» **Exercise description**: Transcribe each of the records below exactly, excluding all pictures.
>> START Stored rows
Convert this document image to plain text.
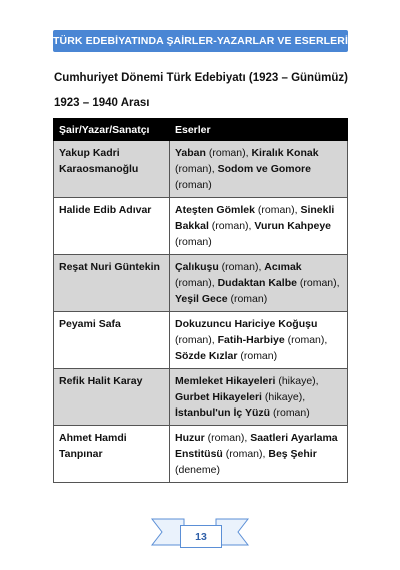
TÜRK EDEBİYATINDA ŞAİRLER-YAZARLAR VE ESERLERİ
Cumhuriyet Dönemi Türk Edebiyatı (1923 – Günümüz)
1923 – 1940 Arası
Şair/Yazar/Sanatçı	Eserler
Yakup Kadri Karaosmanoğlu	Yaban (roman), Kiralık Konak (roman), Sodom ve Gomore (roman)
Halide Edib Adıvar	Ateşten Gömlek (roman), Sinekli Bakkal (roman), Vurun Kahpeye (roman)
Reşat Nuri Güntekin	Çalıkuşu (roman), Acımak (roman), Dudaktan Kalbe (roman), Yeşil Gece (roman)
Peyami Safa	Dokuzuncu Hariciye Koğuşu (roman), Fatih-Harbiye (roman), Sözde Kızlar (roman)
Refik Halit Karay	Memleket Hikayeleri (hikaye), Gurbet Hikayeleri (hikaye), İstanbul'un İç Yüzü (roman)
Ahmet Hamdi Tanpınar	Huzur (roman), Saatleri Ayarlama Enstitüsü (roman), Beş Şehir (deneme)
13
>> END Stored rows
» **Correct result**:
Convert this document image to plain text.
TÜRK EDEBİYATINDA ŞAİRLER-YAZARLAR VE ESERLERİ
Cumhuriyet Dönemi Türk Edebiyatı (1923 – Günümüz)
1923 – 1940 Arası
Şair/Yazar/Sanatçı	Eserler
Yakup Kadri Karaosmanoğlu	Yaban (roman), Kiralık Konak (roman), Sodom ve Gomore (roman)
Halide Edib Adıvar	Ateşten Gömlek (roman), Sinekli Bakkal (roman), Vurun Kahpeye (roman)
Reşat Nuri Güntekin	Çalıkuşu (roman), Acımak (roman), Dudaktan Kalbe (roman), Yeşil Gece (roman)
Peyami Safa	Dokuzuncu Hariciye Koğuşu (roman), Fatih-Harbiye (roman), Sözde Kızlar (roman)
Refik Halit Karay	Memleket Hikayeleri (hikaye), Gurbet Hikayeleri (hikaye), İstanbul'un İç Yüzü (roman)
Ahmet Hamdi Tanpınar	Huzur (roman), Saatleri Ayarlama Enstitüsü (roman), Beş Şehir (deneme)
13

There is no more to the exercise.